STATED GOAL: Update the stretch of the material from the line containing "float-salinity-point xyxy=(154,595,162,603)" through the line containing "top-plot-frame xyxy=(103,57,724,332)" by changing every "float-salinity-point" to "float-salinity-marker", leaving everything else the same, and give back only those lines.

[Boxed element entries]

-----

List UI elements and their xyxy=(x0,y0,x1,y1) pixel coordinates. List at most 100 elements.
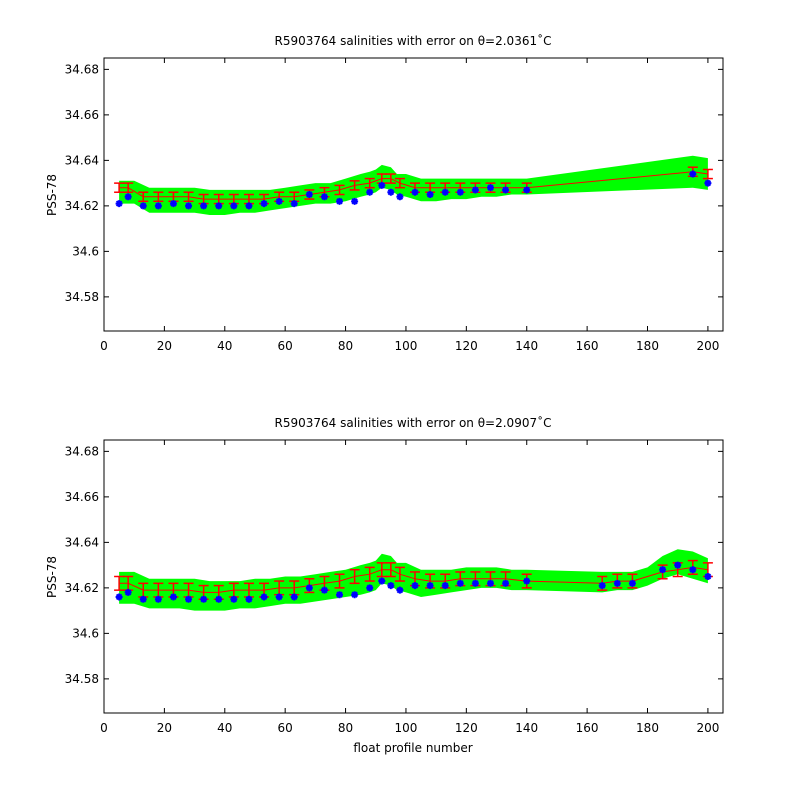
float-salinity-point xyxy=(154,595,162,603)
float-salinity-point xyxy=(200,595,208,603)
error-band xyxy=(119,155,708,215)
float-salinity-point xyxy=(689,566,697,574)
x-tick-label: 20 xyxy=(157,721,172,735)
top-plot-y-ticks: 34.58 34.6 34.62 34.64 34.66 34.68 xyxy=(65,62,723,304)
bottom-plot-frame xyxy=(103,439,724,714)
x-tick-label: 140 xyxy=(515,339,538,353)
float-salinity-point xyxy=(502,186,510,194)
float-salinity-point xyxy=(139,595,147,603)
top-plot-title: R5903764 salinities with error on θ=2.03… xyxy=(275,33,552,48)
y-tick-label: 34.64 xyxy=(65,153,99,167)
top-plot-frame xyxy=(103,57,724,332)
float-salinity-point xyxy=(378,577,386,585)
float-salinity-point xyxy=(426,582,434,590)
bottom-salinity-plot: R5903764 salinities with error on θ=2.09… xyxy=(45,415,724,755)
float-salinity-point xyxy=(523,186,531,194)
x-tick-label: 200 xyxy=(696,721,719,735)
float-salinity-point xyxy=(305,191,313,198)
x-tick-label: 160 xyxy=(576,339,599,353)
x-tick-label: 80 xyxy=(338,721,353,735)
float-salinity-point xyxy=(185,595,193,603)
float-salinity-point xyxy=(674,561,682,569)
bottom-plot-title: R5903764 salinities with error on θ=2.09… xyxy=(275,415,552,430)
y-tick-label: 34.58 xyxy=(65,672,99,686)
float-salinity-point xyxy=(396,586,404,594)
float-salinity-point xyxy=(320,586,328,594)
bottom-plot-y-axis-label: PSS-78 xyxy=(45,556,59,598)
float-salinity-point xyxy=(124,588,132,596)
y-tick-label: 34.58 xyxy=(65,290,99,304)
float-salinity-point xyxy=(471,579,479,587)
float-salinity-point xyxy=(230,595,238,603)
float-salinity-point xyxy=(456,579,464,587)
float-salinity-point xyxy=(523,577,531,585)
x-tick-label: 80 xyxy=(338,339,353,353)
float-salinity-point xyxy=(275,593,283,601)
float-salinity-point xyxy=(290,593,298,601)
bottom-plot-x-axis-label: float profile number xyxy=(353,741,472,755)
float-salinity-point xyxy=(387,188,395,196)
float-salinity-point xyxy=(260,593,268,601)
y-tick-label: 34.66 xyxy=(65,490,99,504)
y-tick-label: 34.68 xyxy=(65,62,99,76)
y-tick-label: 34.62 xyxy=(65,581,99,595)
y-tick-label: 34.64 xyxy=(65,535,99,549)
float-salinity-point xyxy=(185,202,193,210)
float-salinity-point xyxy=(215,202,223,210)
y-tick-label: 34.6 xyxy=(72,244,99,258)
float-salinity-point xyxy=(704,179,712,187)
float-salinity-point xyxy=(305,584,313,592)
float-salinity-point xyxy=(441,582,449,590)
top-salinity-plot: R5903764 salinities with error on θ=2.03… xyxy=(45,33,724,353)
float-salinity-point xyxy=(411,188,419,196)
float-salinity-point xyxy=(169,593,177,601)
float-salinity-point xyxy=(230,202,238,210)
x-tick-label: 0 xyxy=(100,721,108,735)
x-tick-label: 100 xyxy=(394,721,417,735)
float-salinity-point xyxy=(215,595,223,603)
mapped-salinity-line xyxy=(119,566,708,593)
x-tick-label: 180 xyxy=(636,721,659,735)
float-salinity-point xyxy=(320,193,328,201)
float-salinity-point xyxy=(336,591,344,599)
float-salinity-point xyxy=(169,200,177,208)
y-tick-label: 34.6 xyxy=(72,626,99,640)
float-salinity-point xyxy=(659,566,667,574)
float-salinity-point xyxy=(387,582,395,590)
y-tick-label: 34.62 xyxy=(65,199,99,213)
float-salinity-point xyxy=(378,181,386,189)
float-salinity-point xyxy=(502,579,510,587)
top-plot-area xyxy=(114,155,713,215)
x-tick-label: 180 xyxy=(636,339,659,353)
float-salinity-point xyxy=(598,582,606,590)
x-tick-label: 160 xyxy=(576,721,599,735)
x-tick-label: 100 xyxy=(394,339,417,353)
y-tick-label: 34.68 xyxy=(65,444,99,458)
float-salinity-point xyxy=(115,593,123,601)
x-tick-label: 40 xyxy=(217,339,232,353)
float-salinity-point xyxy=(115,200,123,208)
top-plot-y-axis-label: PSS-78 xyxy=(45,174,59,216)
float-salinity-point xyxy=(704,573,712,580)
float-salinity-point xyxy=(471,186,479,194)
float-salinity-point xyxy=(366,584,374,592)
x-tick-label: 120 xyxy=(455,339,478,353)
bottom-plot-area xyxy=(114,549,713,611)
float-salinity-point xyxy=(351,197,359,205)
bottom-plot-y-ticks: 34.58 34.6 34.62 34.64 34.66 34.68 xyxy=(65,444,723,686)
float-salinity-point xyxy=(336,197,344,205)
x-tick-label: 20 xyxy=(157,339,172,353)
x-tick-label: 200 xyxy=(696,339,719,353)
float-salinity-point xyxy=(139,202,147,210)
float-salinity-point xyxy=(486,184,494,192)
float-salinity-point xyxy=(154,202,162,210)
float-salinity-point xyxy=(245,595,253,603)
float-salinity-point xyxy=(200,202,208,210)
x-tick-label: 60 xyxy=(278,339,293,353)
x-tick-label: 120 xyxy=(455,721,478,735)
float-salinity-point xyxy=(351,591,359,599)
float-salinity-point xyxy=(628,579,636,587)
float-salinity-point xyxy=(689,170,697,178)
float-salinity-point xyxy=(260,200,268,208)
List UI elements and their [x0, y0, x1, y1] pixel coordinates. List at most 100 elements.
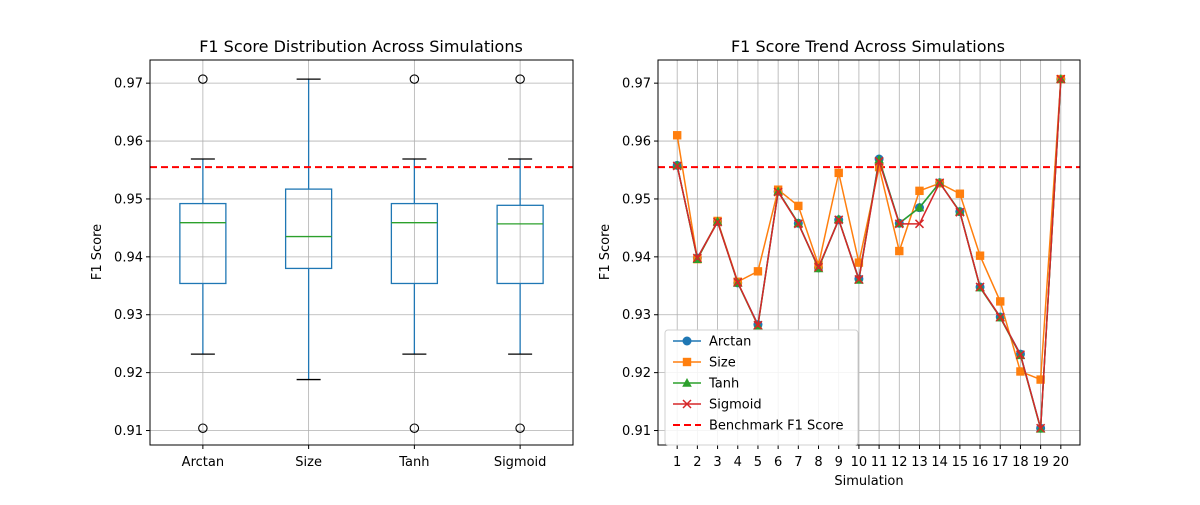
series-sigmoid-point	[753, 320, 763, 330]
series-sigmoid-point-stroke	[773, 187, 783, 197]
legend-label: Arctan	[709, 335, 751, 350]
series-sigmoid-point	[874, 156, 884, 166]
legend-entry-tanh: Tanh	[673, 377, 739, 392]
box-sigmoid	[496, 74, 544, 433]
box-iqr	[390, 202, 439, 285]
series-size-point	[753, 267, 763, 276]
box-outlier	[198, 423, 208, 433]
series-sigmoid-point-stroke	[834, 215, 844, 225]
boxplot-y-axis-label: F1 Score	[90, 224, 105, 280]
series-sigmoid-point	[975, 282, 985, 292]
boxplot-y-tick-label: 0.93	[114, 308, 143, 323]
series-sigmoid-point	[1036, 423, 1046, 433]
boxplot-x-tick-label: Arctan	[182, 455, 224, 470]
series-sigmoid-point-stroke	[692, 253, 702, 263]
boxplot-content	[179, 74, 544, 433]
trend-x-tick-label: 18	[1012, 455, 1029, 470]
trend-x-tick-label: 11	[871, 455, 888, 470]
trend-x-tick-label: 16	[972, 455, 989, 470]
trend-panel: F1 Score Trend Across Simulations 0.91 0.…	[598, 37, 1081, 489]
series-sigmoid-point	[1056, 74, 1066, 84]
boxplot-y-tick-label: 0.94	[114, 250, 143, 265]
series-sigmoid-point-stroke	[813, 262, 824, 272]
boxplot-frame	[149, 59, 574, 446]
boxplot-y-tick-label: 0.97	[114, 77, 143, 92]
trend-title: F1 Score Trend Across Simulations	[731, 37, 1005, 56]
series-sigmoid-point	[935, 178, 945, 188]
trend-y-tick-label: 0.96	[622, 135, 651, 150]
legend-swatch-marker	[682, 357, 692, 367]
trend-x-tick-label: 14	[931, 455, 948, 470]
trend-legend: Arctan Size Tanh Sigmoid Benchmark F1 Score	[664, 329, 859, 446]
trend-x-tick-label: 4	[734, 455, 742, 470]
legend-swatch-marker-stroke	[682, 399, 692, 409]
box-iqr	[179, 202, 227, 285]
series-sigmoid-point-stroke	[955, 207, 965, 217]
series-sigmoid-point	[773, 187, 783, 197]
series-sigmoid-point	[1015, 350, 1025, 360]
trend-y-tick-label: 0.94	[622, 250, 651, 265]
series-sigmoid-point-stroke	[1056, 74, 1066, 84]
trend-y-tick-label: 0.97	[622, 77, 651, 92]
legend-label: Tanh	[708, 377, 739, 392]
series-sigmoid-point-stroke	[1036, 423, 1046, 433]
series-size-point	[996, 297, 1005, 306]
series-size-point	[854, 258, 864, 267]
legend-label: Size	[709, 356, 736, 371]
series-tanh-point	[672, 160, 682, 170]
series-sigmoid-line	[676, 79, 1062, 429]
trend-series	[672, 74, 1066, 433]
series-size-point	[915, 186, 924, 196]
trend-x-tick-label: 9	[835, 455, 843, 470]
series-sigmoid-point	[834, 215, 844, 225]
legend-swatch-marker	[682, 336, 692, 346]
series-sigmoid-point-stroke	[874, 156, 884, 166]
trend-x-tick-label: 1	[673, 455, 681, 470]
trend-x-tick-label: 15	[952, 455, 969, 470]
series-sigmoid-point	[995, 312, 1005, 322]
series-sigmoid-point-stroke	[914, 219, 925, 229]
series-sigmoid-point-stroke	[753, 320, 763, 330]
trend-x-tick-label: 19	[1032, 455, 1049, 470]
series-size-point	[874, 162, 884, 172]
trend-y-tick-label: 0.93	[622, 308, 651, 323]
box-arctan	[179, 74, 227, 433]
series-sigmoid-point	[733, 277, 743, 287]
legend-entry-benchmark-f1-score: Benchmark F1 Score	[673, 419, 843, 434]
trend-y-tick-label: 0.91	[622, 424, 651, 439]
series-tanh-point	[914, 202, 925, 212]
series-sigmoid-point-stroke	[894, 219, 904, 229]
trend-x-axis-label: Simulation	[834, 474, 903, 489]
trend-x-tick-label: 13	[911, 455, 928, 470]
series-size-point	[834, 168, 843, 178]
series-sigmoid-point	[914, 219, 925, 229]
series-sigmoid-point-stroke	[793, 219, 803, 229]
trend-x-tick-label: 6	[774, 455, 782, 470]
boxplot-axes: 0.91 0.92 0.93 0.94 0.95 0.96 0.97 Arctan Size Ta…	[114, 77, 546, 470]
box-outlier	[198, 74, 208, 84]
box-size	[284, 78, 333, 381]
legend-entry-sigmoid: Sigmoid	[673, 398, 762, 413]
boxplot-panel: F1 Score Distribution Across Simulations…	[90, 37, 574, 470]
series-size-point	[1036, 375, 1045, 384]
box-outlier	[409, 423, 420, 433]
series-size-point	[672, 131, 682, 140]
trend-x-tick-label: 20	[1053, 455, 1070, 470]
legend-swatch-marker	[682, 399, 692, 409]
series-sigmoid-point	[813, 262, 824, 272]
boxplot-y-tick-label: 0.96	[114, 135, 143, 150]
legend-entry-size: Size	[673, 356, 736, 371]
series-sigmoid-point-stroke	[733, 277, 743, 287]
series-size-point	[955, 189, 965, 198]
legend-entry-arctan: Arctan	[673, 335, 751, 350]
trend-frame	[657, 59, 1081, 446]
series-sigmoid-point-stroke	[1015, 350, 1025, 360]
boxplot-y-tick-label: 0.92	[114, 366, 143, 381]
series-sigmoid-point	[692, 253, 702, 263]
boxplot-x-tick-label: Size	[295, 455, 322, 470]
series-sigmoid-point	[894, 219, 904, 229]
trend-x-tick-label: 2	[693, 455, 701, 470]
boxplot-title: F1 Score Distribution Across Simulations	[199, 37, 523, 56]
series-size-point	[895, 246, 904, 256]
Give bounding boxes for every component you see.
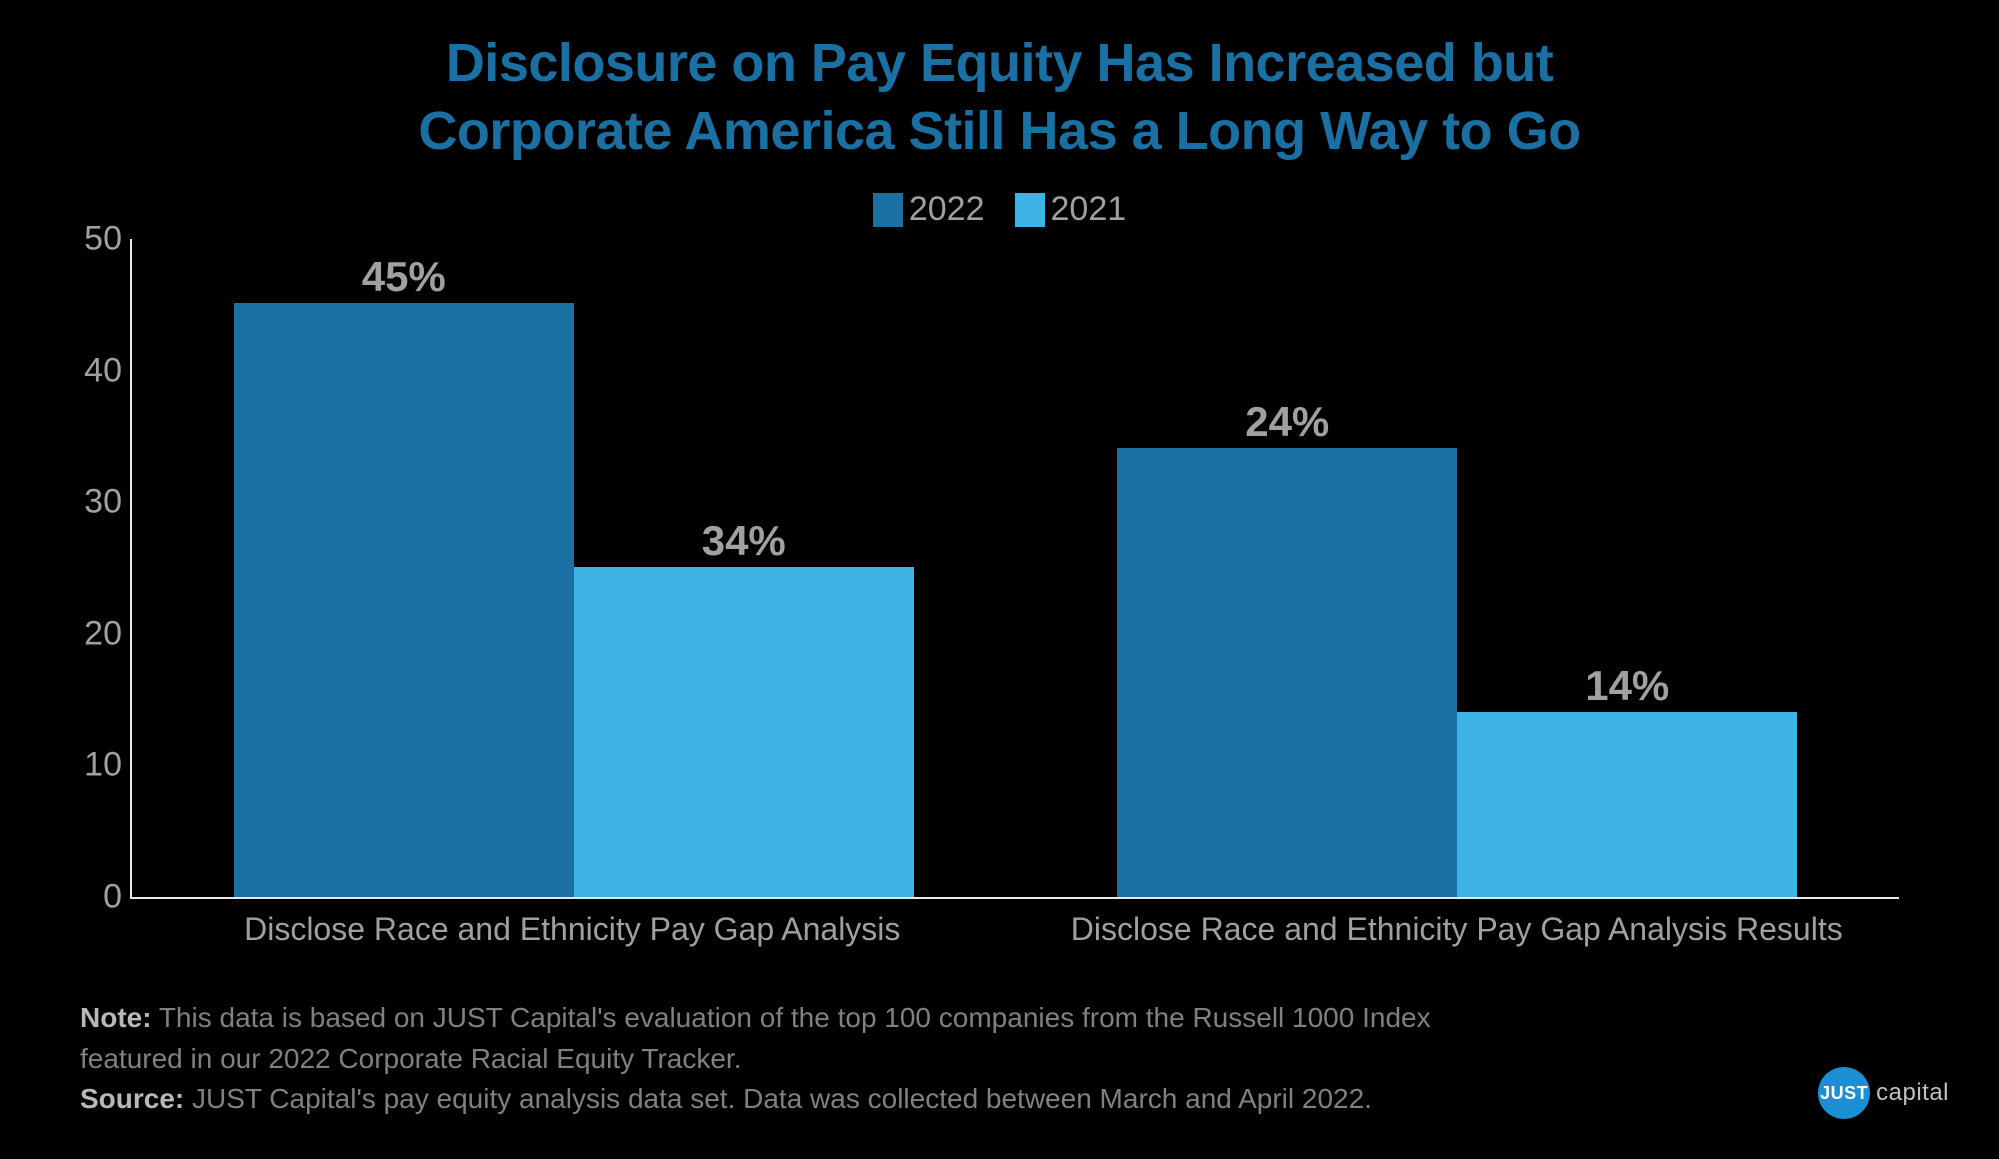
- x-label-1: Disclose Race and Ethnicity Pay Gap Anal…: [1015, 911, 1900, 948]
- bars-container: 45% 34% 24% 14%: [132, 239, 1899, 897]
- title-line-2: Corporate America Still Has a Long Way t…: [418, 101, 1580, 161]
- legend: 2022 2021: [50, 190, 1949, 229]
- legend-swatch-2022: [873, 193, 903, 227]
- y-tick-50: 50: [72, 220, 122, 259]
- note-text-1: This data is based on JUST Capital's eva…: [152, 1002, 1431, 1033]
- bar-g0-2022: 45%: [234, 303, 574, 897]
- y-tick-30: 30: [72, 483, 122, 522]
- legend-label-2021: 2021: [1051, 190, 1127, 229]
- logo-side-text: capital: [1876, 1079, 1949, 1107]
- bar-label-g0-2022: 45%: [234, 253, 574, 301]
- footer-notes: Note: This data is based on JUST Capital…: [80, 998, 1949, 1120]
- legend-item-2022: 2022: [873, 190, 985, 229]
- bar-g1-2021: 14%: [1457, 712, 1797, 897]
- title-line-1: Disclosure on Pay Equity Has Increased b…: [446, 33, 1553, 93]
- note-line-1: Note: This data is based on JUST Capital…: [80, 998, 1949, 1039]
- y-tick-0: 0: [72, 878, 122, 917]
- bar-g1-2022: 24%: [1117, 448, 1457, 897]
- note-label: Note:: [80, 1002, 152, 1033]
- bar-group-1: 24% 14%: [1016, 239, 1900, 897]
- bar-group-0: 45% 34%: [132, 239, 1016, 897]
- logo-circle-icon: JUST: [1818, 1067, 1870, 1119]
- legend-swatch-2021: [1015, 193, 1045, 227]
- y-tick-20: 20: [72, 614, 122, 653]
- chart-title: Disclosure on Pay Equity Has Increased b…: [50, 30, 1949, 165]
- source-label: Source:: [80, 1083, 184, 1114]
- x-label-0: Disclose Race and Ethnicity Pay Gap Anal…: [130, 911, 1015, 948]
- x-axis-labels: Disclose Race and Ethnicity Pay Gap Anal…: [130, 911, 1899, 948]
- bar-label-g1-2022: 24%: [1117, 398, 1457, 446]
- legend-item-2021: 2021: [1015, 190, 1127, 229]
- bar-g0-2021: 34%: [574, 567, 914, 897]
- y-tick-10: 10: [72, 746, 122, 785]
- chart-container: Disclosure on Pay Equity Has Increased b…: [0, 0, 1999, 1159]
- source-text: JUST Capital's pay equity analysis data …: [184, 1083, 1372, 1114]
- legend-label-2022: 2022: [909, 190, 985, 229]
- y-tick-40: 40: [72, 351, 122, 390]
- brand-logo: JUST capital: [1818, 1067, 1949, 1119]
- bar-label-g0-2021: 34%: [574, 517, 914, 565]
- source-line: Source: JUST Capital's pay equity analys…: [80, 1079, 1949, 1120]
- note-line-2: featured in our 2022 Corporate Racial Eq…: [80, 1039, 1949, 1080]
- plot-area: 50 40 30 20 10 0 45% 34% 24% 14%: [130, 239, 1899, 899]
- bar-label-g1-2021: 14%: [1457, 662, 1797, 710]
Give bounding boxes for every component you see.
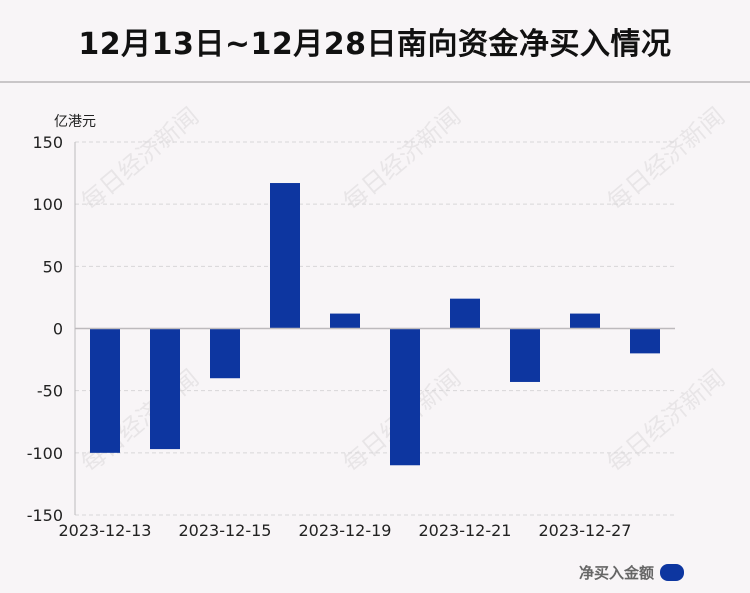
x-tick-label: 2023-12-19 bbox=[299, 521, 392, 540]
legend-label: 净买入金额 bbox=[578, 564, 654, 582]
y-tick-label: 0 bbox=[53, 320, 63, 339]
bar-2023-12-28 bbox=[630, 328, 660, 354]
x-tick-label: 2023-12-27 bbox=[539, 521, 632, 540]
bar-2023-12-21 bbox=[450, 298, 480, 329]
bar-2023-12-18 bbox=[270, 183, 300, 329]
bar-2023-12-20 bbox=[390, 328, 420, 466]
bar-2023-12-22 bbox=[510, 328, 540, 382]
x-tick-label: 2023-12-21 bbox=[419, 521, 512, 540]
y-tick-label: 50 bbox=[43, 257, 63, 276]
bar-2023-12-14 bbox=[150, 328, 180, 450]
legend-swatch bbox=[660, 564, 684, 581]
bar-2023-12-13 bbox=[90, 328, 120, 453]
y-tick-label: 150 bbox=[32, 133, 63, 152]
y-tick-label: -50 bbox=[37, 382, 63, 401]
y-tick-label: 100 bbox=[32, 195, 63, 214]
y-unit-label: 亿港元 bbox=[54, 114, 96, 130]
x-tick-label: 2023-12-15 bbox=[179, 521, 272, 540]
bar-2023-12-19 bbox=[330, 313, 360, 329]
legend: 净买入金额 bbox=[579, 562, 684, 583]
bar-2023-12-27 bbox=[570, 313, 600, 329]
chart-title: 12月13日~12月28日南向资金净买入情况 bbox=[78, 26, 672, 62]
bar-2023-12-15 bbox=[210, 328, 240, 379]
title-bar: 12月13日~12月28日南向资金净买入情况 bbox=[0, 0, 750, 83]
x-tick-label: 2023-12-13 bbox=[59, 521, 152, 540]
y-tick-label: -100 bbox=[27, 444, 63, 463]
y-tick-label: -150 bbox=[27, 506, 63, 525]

-----

ANSWER FOR THIS EXERCISE:
float-salinity-marker xyxy=(154,595,162,603)
float-salinity-marker xyxy=(200,595,208,603)
error-band xyxy=(119,155,708,215)
float-salinity-marker xyxy=(689,566,697,574)
x-tick-label: 20 xyxy=(157,721,172,735)
top-plot-y-ticks: 34.58 34.6 34.62 34.64 34.66 34.68 xyxy=(65,62,723,304)
bottom-plot-frame xyxy=(103,439,724,714)
x-tick-label: 140 xyxy=(515,339,538,353)
float-salinity-marker xyxy=(502,186,510,194)
float-salinity-marker xyxy=(139,595,147,603)
top-plot-title: R5903764 salinities with error on θ=2.03… xyxy=(275,33,552,48)
y-tick-label: 34.64 xyxy=(65,153,99,167)
top-plot-frame xyxy=(103,57,724,332)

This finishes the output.